◆ Task prompt ◆
Count lines holding the word "hanno". Only the number is wanted.

::::::::::

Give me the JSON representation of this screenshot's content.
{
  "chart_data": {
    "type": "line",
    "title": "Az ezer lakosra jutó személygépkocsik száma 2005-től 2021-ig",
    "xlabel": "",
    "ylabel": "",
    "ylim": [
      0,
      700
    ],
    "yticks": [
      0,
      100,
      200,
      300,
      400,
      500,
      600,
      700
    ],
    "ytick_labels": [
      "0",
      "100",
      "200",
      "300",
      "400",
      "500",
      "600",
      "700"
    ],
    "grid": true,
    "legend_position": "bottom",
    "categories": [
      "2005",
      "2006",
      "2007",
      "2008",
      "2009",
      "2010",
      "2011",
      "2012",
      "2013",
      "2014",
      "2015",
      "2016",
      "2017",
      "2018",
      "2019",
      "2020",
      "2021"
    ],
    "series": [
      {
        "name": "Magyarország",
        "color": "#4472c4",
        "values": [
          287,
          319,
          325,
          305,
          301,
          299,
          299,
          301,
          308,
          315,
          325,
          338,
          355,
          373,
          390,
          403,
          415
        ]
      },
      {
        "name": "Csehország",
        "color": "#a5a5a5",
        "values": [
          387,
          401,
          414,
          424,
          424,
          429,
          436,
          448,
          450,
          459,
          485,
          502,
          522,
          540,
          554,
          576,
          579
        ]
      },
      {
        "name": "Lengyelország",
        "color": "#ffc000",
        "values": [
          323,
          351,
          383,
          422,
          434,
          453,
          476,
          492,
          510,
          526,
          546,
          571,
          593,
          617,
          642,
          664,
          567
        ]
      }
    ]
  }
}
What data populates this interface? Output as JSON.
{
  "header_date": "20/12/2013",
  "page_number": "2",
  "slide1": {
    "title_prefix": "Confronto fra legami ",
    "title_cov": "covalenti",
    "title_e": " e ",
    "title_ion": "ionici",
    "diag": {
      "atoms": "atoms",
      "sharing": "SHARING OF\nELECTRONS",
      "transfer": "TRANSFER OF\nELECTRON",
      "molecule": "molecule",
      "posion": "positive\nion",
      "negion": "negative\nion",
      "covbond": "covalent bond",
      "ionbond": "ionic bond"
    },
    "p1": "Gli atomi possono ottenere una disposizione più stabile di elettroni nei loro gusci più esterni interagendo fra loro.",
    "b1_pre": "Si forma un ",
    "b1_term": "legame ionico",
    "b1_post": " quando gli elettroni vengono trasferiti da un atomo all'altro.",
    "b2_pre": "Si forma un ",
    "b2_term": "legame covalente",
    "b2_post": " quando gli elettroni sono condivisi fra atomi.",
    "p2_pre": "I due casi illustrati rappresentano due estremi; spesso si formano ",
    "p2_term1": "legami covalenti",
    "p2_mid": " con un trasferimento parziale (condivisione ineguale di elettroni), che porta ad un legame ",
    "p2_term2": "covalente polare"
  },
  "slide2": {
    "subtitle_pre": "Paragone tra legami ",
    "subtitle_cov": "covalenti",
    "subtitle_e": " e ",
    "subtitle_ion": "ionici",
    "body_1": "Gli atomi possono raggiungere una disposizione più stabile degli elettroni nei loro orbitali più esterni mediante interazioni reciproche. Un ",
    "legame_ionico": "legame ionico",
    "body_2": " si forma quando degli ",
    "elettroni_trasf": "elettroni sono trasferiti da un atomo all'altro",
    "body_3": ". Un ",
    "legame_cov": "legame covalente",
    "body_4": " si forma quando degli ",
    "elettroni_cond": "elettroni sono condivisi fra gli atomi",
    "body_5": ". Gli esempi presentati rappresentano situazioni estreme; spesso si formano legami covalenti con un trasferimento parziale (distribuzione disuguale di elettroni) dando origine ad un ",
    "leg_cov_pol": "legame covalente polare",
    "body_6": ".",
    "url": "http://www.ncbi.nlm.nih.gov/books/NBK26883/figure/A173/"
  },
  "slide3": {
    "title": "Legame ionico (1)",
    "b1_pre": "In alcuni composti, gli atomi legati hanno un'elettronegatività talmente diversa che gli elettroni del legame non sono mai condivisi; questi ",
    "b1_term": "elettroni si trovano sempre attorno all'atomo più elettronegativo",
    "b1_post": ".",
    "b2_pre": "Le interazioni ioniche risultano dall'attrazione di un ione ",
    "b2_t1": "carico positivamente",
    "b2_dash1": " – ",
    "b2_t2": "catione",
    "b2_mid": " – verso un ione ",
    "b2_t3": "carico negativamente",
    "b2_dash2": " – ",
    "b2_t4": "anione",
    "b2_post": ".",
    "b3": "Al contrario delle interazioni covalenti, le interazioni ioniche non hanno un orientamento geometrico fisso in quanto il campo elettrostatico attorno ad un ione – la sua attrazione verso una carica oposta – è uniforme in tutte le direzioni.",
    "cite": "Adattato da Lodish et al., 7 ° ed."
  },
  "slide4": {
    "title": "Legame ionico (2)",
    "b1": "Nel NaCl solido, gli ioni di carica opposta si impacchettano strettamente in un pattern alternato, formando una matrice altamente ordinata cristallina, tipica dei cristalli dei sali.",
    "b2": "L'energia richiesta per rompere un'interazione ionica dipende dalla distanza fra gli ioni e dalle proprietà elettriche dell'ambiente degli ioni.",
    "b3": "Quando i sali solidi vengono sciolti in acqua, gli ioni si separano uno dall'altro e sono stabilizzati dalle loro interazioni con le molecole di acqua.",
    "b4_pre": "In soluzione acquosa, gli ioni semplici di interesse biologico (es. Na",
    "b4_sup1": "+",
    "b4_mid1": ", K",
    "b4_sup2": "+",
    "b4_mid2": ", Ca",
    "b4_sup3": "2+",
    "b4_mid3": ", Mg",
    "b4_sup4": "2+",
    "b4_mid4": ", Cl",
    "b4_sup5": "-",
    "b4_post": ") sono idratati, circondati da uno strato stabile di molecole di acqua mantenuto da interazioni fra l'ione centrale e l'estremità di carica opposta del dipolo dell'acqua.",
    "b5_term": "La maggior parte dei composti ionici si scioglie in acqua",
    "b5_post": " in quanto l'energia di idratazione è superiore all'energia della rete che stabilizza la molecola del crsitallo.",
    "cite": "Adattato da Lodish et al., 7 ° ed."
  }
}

::::::::::

◆ Full response ◆
2